# Set exercise
Wherever the string "open" occurs in a line of these records, report that line.

|---|

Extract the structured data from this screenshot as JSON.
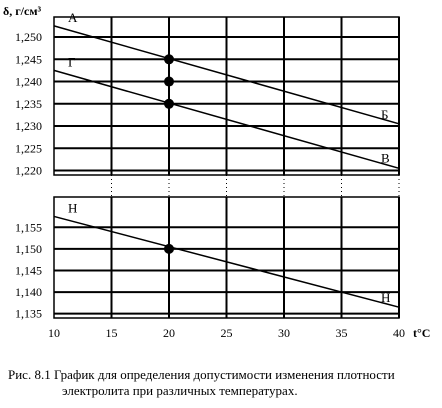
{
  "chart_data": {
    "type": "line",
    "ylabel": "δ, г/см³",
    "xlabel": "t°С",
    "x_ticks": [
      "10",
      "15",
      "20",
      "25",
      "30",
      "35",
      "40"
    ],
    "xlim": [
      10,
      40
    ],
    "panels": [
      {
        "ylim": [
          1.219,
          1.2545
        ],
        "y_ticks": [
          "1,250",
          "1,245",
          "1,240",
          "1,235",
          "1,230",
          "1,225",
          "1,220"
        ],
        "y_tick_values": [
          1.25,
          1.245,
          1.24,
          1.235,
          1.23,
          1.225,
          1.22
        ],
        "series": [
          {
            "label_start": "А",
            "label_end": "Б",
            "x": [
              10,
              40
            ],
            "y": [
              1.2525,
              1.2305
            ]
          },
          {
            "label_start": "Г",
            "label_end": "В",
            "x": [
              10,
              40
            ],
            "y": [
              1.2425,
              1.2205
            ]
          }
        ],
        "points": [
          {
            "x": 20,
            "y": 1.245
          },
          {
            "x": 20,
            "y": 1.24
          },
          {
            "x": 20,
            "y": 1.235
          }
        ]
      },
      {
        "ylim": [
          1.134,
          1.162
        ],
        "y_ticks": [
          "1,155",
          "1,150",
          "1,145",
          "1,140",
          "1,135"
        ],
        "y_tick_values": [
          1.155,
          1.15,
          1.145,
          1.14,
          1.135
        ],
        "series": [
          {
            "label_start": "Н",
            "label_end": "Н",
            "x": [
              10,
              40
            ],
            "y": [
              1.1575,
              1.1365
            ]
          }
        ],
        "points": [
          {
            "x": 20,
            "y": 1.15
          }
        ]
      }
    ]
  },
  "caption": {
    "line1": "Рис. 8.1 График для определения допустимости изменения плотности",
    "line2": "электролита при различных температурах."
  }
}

|---|

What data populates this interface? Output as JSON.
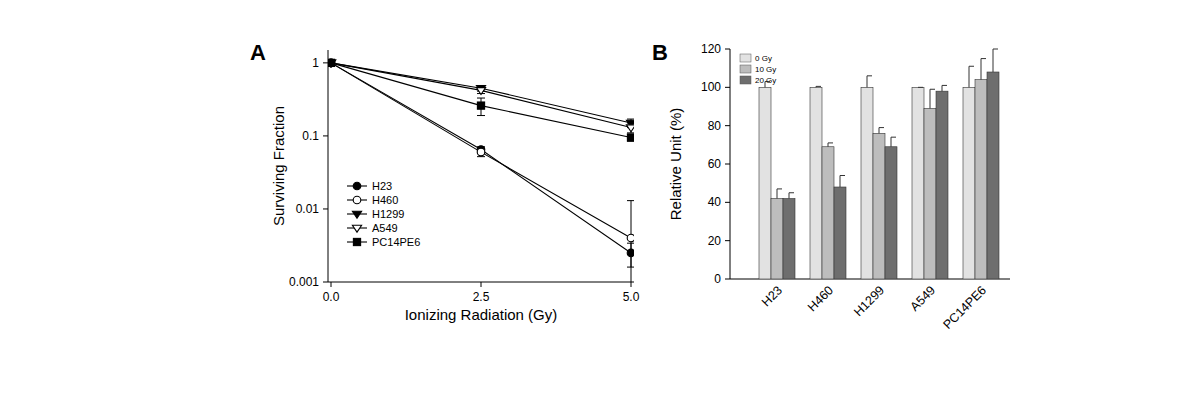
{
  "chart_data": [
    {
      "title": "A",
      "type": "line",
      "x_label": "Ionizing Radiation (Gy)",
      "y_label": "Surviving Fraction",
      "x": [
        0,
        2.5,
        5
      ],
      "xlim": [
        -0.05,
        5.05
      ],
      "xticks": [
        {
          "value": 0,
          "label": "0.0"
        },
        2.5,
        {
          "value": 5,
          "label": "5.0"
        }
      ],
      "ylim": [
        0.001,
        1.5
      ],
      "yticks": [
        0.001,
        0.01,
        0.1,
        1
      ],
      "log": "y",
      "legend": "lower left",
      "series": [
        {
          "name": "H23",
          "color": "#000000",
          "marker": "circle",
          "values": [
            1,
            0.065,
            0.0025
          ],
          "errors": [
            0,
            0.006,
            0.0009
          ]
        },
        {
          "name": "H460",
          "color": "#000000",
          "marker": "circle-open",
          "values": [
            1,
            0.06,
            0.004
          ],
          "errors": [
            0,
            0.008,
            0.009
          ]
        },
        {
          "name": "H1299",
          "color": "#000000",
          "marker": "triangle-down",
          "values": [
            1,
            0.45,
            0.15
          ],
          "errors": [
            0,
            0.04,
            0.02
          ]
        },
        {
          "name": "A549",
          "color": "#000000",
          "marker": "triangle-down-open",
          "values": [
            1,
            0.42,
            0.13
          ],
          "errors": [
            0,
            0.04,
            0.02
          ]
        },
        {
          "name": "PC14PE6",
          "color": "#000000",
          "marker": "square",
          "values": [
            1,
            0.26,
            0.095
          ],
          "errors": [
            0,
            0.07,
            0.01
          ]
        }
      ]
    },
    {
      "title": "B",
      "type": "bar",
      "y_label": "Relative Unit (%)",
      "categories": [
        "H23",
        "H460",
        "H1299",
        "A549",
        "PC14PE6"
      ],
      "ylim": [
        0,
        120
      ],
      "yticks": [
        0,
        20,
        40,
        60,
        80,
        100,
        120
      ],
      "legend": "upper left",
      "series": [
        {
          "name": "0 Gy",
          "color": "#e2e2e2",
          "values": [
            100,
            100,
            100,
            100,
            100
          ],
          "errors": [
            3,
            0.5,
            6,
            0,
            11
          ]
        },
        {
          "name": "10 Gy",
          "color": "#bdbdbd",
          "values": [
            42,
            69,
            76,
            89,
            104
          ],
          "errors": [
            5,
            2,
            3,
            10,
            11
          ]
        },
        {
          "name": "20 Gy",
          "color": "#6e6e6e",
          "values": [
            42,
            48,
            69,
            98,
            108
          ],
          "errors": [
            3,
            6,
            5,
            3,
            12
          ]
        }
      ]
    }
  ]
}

|---|

# Answer to the task
          "marker": "circle-open",
          "marker": "triangle-down-open",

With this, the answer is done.